WHAT YOU ARE ASKED TO DO:
Examine the entries below, count the lines holding the string "policy", and respond with the number only.

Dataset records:
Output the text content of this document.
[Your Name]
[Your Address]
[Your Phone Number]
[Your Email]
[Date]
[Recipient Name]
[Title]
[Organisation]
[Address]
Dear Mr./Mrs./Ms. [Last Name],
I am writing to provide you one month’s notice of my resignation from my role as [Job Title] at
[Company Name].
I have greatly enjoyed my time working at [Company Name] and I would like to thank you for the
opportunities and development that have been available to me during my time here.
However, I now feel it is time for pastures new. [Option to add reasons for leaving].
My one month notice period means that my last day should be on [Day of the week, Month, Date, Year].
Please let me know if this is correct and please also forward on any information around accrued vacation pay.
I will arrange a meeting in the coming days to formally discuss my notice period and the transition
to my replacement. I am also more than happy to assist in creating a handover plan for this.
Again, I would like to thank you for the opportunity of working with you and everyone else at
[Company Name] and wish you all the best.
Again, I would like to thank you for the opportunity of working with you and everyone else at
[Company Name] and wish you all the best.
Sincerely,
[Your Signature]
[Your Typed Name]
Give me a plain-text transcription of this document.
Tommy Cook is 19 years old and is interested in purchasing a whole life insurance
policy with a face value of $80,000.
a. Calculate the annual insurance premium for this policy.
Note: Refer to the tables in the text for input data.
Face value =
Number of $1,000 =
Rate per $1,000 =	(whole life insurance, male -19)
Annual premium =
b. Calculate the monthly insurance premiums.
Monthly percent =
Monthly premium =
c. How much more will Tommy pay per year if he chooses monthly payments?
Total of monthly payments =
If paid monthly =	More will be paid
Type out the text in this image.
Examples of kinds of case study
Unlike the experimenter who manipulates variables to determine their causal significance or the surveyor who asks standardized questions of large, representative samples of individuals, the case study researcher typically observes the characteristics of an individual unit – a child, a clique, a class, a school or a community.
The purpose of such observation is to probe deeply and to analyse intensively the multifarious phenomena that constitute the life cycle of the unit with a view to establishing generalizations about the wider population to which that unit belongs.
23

FINISHED TASK:
2